Exercise task →
Give only the number of lines that hold the word "повышение".
[Provided entries start]
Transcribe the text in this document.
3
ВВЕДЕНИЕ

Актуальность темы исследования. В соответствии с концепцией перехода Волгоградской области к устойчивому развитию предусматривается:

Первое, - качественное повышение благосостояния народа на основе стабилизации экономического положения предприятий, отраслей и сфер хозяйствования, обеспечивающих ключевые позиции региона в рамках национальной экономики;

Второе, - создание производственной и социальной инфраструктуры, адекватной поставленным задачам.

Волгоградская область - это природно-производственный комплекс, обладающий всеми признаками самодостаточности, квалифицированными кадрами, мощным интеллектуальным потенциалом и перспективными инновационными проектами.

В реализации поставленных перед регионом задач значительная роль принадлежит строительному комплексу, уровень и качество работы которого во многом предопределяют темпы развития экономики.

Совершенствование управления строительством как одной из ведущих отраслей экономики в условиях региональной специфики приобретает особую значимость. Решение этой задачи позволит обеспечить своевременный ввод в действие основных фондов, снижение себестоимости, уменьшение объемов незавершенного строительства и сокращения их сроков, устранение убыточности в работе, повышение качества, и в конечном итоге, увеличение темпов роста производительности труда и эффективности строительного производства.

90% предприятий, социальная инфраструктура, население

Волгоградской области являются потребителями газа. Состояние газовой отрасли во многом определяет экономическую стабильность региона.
[Provided entries end]
Answer to this exercise →
2